Problem to solve: Copy each line that has the string "plus" somewhere in it.

Data section:
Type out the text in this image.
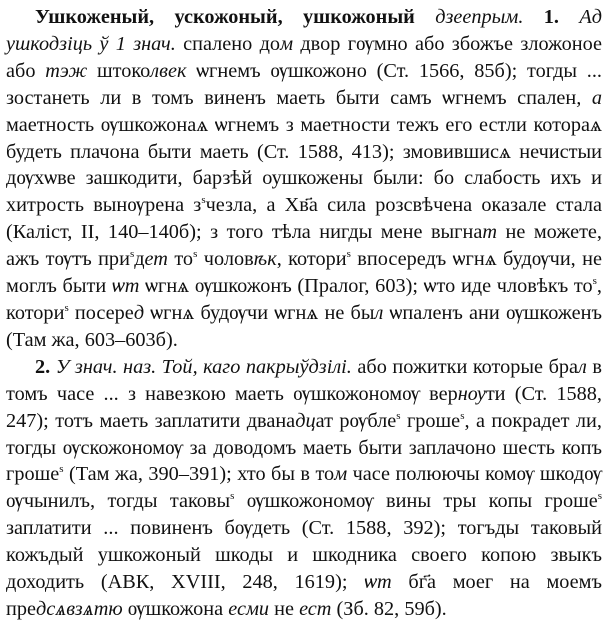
Ушкоженый, ускожоный, ушкожоный дзеепрым. 1. Ад ушкодзіць ў 1 знач. спалено дом двор гѹмно або збожъе зложоное або тэж штоколвек ѡгнемъ ѹшкожоно (Ст. 1566, 85б); тогды ... зостанеть ли в томъ виненъ маеть быти самъ ѡгнемъ спален, а маетность ѹшкожонаѧ ѡгнемъ з маетности тежъ его естли котораѧ будеть плачона быти маеть (Ст. 1588, 413); змовившисѧ нечистыи дѹхѡве зашкодити, барзѣй оушкожены были: бо слабость ихъ и хитрость вынѹрена $з^sчезла$, а Хв҃а сила розсвѣчена оказале стала (Каліст, ІІ, 140–140б); з того тѣла нигды мене выгнат не можете, ажъ тѹтъ при$^s$дет $то^s$ чоловѣк, котори$^s$ впосередъ ѡгнѧ будѹчи, не моглъ быти ѡт ѡгнѧ ѹшкожонъ (Пралог, 603); ѡто иде чловѣкъ $то^s$, котори$^s$ посеред ѡгнѧ будѹчи ѡгнѧ не был ѡпаленъ ани ѹшкоженъ (Там жа, 603–603б).

2. У знач. наз. Той, каго пакрыўдзілі. або пожитки которые брал в томъ часе ... з навезкою маеть ѹшкожономѹ вернѹти (Ст. 1588, 247); тотъ маеть заплатити дванадцат рѹбле$^s$ гроше$^s$, а покрадет ли, тогды ѹскожономѹ за доводомъ маеть быти заплачоно шесть копъ гроше$^s$ (Там жа, 390–391); хто бы в том часе полюючы комѹ шкодѹ ѹчынилъ, тогды таковы$^s$ ѹшкожономѹ вины тры копы гроше$^s$ заплатити ... повиненъ бѹдеть (Ст. 1588, 392); тогъды таковый кожъдый ушкожоный шкоды и шкодника своего копою звыкъ доходить (АВК, XVIII, 248, 1619); ѡт бг҃а моег на моемъ предсѧвзѧтю ѹшкожона есми не ест (Зб. 82, 59б).
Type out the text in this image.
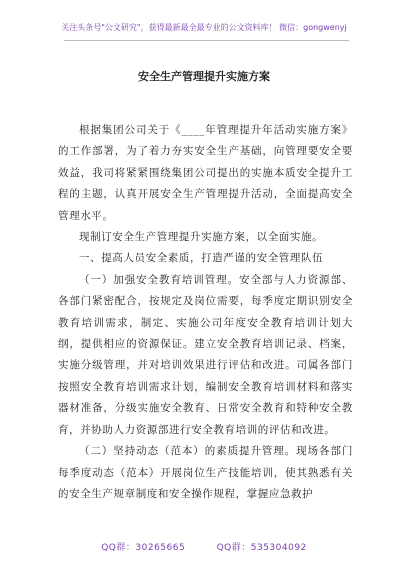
关注头条号"公文研究"，获得最新最全最专业的公文资料库！ 微信：gongwenyj
安全生产管理提升实施方案

根据集团公司关于《____年管理提升年活动实施方案》的工作部署，为了着力夯实安全生产基础，向管理要安全要效益，我司将紧紧围绕集团公司提出的实施本质安全提升工程的主题，认真开展安全生产管理提升活动，全面提高安全管理水平。

现制订安全生产管理提升实施方案，以全面实施。

一、提高人员安全素质，打造严谨的安全管理队伍

（一）加强安全教育培训管理。安全部与人力资源部、各部门紧密配合，按规定及岗位需要，每季度定期识别安全教育培训需求，制定、实施公司年度安全教育培训计划大纲，提供相应的资源保证。建立安全教育培训记录、档案，实施分级管理，并对培训效果进行评估和改进。司属各部门按照安全教育培训需求计划，编制安全教育培训材料和落实器材准备，分级实施安全教育、日常安全教育和特种安全教育，并协助人力资源部进行安全教育培训的评估和改进。

（二）坚持动态（范本）的素质提升管理。现场各部门每季度动态（范本）开展岗位生产技能培训，使其熟悉有关的安全生产规章制度和安全操作规程，掌握应急救护

QQ群：30265665	QQ群：535304092
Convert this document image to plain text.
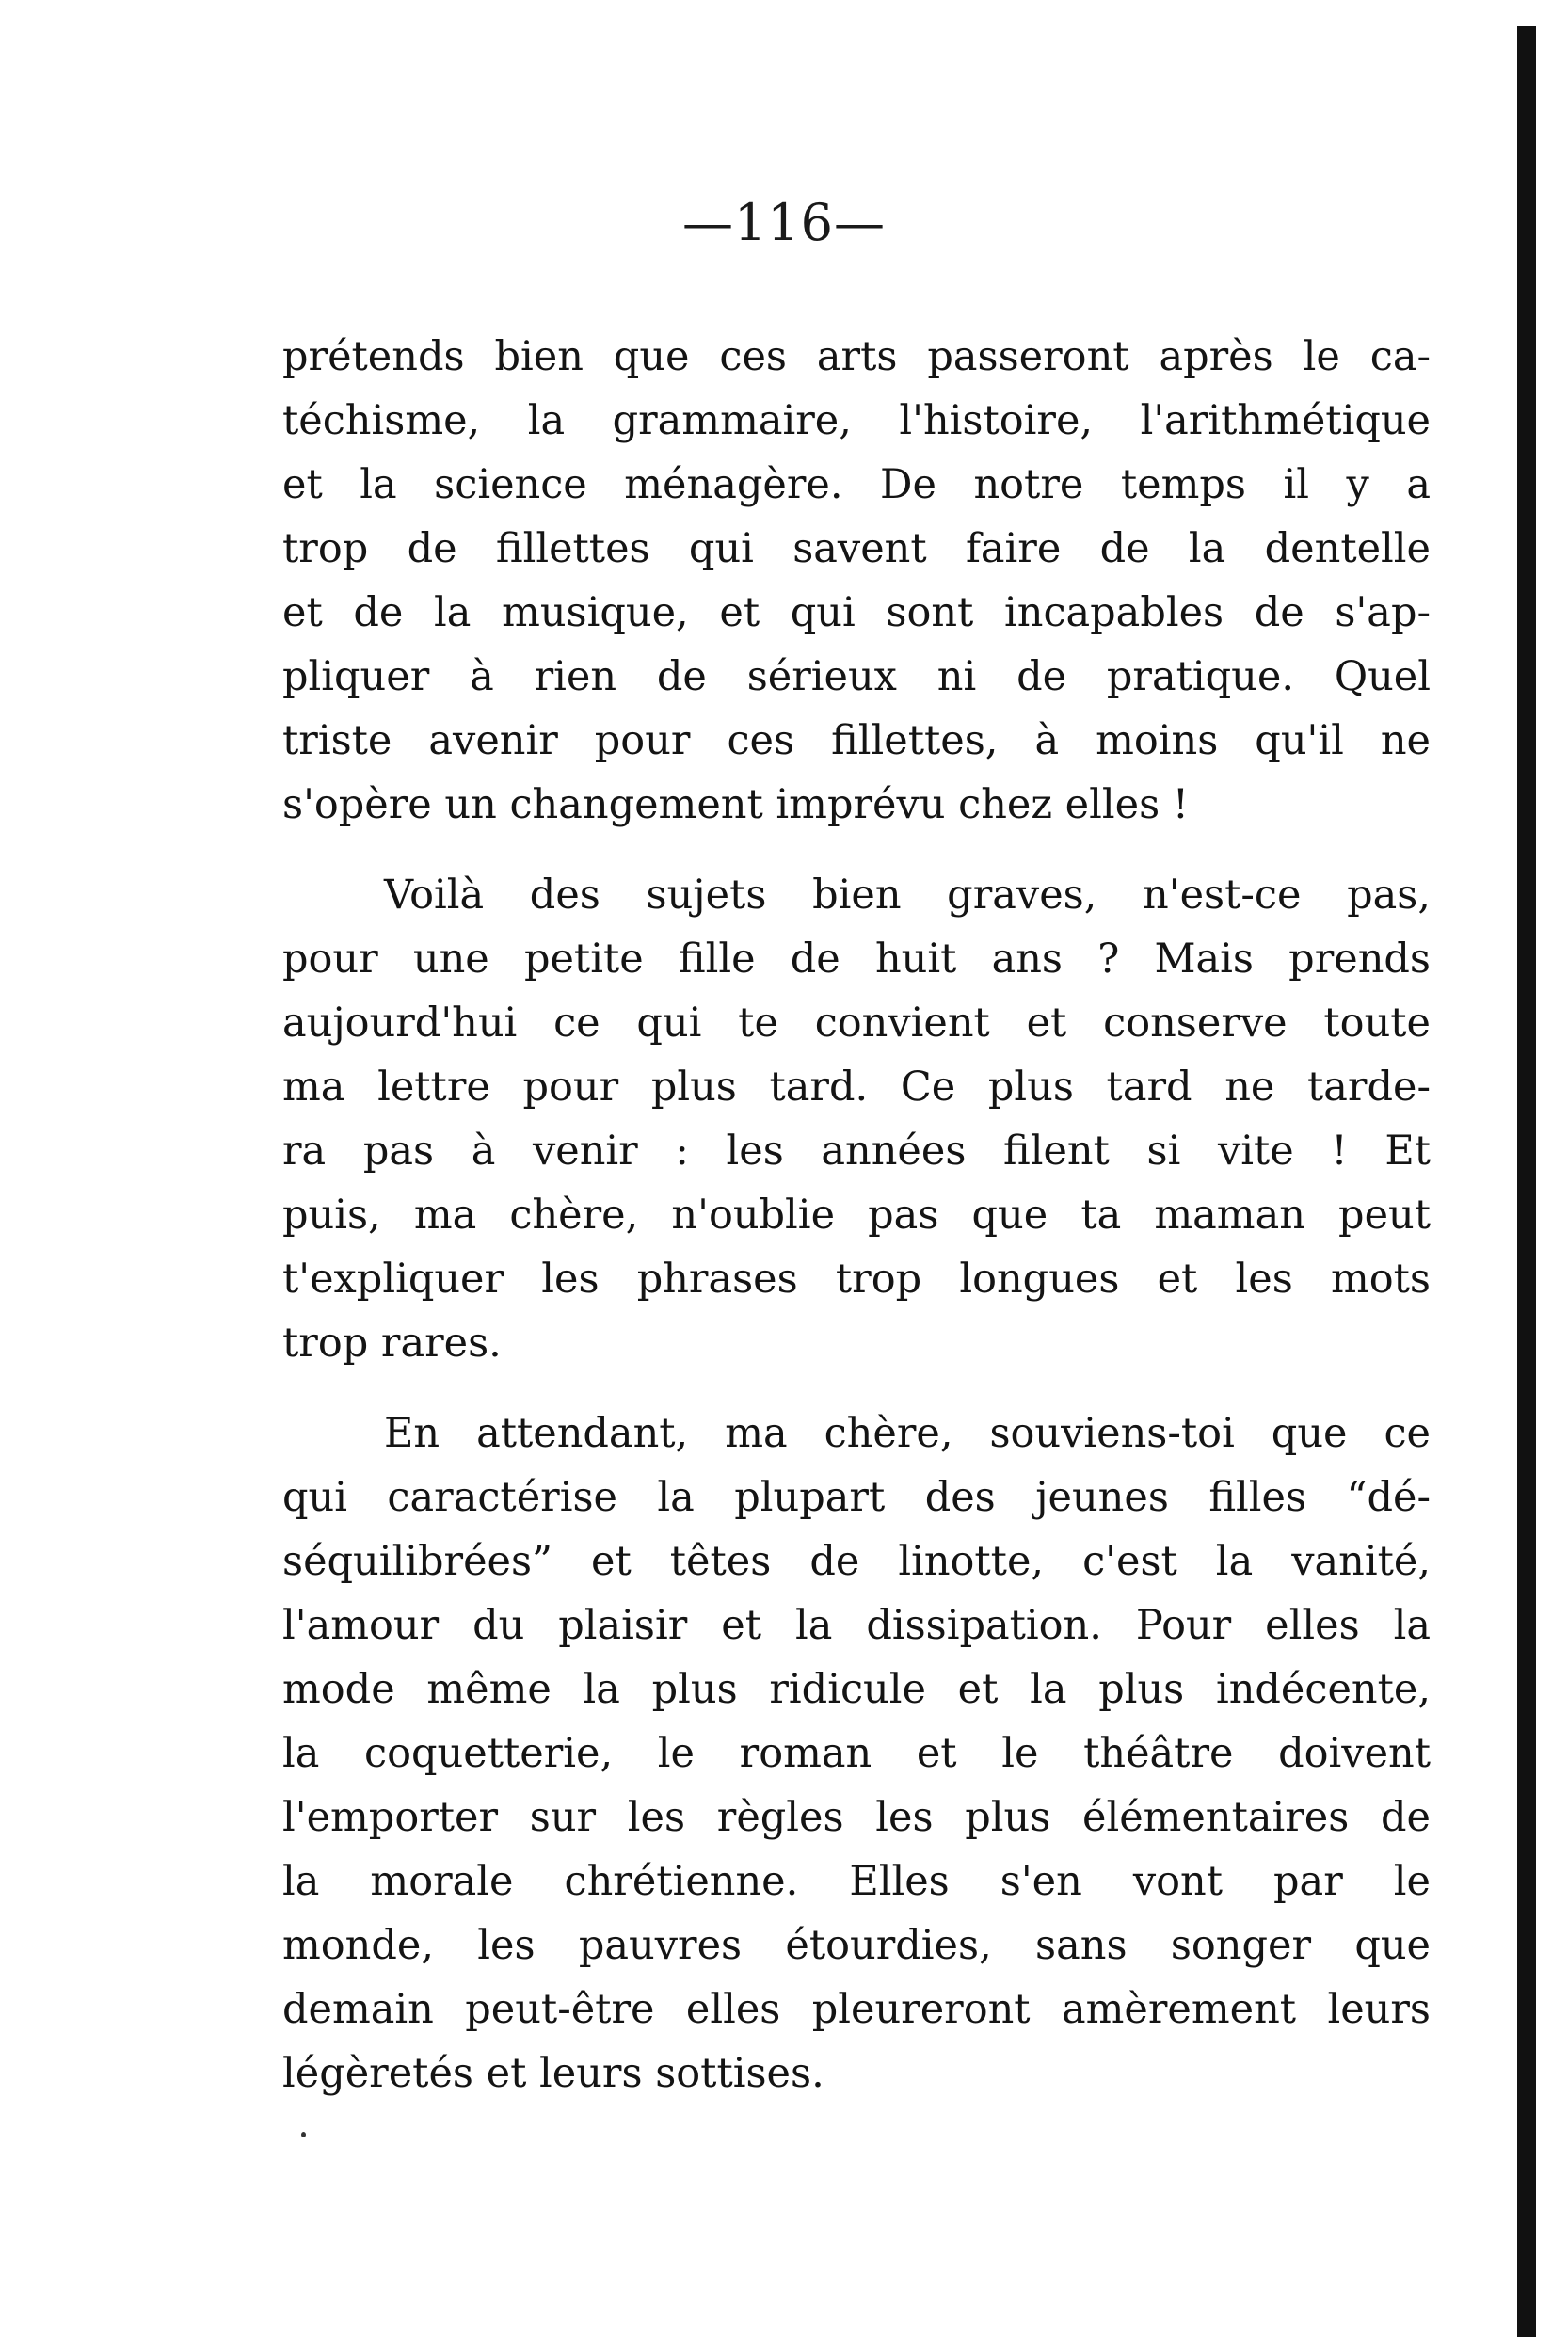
—116—
prétends bien que ces arts passeront après le ca-
téchisme, la grammaire, l'histoire, l'arithmétique
et la science ménagère. De notre temps il y a
trop de fillettes qui savent faire de la dentelle
et de la musique, et qui sont incapables de s'ap-
pliquer à rien de sérieux ni de pratique. Quel
triste avenir pour ces fillettes, à moins qu'il ne
s'opère un changement imprévu chez elles !
Voilà des sujets bien graves, n'est-ce pas,
pour une petite fille de huit ans ? Mais prends
aujourd'hui ce qui te convient et conserve toute
ma lettre pour plus tard. Ce plus tard ne tarde-
ra pas à venir : les années filent si vite ! Et
puis, ma chère, n'oublie pas que ta maman peut
t'expliquer les phrases trop longues et les mots
trop rares.
En attendant, ma chère, souviens-toi que ce
qui caractérise la plupart des jeunes filles “dé-
séquilibrées” et têtes de linotte, c'est la vanité,
l'amour du plaisir et la dissipation. Pour elles la
mode même la plus ridicule et la plus indécente,
la coquetterie, le roman et le théâtre doivent
l'emporter sur les règles les plus élémentaires de
la morale chrétienne. Elles s'en vont par le
monde, les pauvres étourdies, sans songer que
demain peut-être elles pleureront amèrement leurs
légèretés et leurs sottises.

Answer:
ma lettre pour plus tard. Ce plus tard ne tarde-
mode même la plus ridicule et la plus indécente,
l'emporter sur les règles les plus élémentaires de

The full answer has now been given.